Stored dataset items:
• • • •
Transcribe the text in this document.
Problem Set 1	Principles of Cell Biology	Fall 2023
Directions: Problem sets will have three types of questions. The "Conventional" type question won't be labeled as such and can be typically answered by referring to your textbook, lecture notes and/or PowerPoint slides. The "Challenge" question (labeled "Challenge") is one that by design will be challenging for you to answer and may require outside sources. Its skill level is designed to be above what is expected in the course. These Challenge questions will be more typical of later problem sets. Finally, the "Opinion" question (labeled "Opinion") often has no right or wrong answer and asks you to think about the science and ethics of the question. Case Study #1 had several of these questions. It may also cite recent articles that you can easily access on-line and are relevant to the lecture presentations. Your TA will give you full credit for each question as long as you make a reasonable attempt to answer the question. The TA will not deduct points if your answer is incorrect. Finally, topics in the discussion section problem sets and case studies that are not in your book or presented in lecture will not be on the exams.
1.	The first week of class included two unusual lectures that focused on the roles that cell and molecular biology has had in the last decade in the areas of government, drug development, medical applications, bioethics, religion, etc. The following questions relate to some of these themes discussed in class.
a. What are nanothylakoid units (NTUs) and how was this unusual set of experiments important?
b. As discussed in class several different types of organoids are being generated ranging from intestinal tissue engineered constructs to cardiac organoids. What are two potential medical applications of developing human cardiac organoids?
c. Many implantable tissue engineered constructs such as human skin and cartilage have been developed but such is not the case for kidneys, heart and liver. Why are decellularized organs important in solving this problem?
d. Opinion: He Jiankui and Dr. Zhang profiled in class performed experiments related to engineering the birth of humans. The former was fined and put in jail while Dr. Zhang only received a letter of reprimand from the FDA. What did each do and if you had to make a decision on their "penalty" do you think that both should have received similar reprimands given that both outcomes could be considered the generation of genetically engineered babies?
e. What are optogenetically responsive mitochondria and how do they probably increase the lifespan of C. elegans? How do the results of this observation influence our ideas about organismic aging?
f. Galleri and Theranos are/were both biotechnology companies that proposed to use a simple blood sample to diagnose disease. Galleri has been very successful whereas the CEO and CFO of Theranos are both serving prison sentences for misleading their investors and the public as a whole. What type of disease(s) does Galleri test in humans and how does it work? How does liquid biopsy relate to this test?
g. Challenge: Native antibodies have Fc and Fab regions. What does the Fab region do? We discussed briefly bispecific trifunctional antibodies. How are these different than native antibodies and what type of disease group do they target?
• • • •
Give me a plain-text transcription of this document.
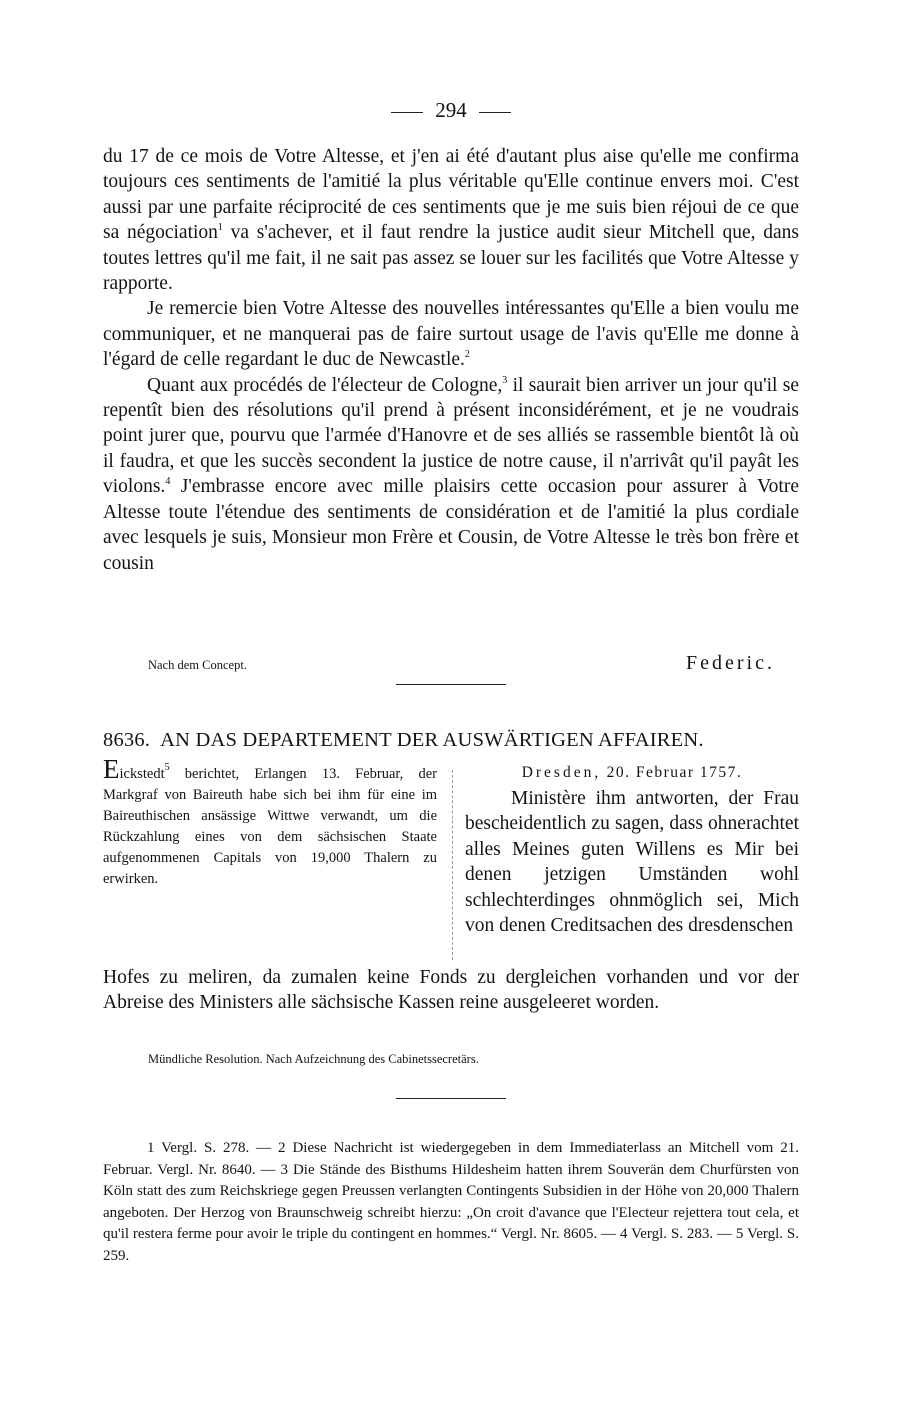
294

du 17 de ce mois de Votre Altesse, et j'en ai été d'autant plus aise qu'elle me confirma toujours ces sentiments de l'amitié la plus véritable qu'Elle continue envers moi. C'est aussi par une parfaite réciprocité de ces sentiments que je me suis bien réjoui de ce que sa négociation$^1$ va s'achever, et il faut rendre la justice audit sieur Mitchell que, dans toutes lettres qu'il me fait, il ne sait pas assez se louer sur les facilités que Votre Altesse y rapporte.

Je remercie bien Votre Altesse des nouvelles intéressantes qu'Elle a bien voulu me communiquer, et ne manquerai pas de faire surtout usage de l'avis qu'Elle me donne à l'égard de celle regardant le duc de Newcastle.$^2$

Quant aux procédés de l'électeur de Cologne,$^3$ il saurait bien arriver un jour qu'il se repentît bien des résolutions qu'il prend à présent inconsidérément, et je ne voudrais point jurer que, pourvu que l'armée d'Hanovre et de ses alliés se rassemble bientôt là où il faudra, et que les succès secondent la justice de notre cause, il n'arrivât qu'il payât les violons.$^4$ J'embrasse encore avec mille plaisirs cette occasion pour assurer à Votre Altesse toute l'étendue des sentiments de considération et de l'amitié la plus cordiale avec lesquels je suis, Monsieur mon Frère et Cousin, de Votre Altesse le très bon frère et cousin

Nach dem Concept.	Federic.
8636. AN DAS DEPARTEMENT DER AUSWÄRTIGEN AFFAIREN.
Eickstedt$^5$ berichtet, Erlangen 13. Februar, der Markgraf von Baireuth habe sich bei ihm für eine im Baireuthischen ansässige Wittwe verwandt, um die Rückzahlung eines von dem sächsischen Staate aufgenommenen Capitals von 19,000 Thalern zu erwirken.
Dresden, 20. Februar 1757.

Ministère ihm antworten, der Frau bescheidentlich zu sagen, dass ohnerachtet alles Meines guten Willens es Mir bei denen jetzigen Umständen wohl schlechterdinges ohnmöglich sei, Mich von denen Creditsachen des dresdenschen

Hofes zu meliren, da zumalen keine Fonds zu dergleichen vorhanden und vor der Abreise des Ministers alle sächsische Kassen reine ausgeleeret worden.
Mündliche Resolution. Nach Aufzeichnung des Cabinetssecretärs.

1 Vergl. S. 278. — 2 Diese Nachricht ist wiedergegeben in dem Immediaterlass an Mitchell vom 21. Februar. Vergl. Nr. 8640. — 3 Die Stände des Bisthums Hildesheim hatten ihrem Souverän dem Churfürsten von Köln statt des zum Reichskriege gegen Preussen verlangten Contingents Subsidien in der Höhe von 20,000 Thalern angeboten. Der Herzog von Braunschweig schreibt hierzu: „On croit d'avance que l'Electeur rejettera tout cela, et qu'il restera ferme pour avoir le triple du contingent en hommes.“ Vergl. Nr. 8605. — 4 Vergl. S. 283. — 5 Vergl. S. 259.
• • • •
> [TASK REQUIREMENTS]: When a line in the data above contains the string "document", copy that line.

> [SOLUTION TO THIS PROBLEM]:
Transcribe the text in this document.
Give me a plain-text transcription of this document.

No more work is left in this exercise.